Pictures within the data are to be left out; everything else must be reproduced exactly.

═══ RECORD EXTRACTS ═══

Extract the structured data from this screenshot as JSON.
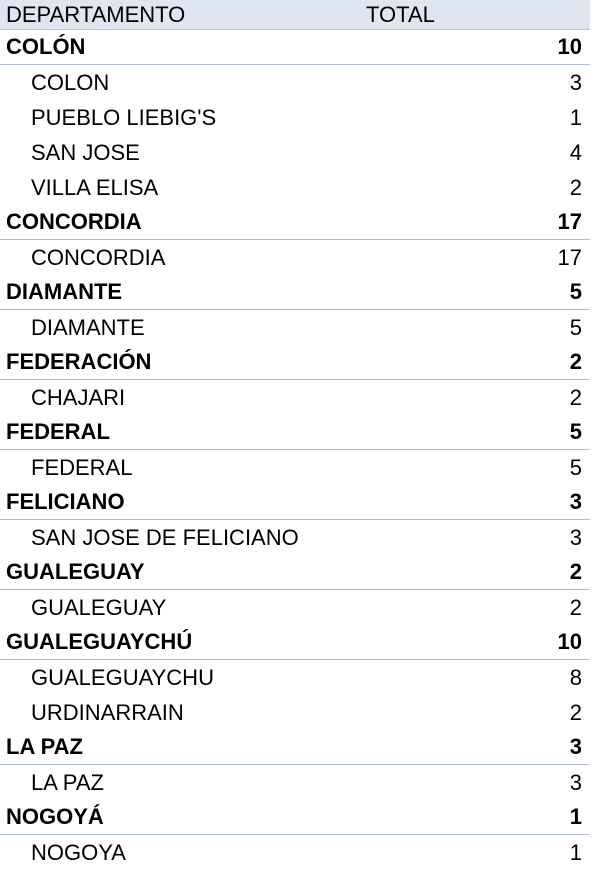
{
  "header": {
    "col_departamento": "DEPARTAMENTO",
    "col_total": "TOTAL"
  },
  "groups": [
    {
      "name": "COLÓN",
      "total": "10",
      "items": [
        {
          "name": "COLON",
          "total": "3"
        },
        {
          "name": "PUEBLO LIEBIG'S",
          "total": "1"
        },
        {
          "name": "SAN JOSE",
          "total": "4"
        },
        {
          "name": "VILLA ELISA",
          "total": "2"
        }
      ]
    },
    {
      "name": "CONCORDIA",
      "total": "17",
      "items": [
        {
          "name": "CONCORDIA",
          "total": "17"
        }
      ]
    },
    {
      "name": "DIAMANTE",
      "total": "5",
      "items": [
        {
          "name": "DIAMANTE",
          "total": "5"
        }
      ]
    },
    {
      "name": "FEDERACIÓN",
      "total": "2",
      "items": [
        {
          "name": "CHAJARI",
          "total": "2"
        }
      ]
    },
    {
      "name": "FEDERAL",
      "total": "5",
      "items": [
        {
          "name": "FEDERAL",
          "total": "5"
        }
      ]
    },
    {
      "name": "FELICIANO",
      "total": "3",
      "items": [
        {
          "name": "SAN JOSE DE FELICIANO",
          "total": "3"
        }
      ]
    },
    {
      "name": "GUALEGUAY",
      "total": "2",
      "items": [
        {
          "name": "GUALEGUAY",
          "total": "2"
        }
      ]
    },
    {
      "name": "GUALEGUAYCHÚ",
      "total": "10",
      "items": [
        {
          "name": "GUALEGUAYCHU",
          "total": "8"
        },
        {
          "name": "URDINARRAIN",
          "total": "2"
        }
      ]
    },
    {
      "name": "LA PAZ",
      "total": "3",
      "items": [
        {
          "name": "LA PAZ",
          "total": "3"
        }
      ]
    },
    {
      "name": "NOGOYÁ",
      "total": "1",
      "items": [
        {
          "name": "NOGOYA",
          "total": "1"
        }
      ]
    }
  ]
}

═══

▸ FULL ANSWER:
Extract the structured data from this screenshot as JSON.
{
  "header": {
    "col_departamento": "DEPARTAMENTO",
    "col_total": "TOTAL"
  },
  "groups": [
    {
      "name": "COLÓN",
      "total": "10",
      "items": [
        {
          "name": "COLON",
          "total": "3"
        },
        {
          "name": "PUEBLO LIEBIG'S",
          "total": "1"
        },
        {
          "name": "SAN JOSE",
          "total": "4"
        },
        {
          "name": "VILLA ELISA",
          "total": "2"
        }
      ]
    },
    {
      "name": "CONCORDIA",
      "total": "17",
      "items": [
        {
          "name": "CONCORDIA",
          "total": "17"
        }
      ]
    },
    {
      "name": "DIAMANTE",
      "total": "5",
      "items": [
        {
          "name": "DIAMANTE",
          "total": "5"
        }
      ]
    },
    {
      "name": "FEDERACIÓN",
      "total": "2",
      "items": [
        {
          "name": "CHAJARI",
          "total": "2"
        }
      ]
    },
    {
      "name": "FEDERAL",
      "total": "5",
      "items": [
        {
          "name": "FEDERAL",
          "total": "5"
        }
      ]
    },
    {
      "name": "FELICIANO",
      "total": "3",
      "items": [
        {
          "name": "SAN JOSE DE FELICIANO",
          "total": "3"
        }
      ]
    },
    {
      "name": "GUALEGUAY",
      "total": "2",
      "items": [
        {
          "name": "GUALEGUAY",
          "total": "2"
        }
      ]
    },
    {
      "name": "GUALEGUAYCHÚ",
      "total": "10",
      "items": [
        {
          "name": "GUALEGUAYCHU",
          "total": "8"
        },
        {
          "name": "URDINARRAIN",
          "total": "2"
        }
      ]
    },
    {
      "name": "LA PAZ",
      "total": "3",
      "items": [
        {
          "name": "LA PAZ",
          "total": "3"
        }
      ]
    },
    {
      "name": "NOGOYÁ",
      "total": "1",
      "items": [
        {
          "name": "NOGOYA",
          "total": "1"
        }
      ]
    }
  ]
}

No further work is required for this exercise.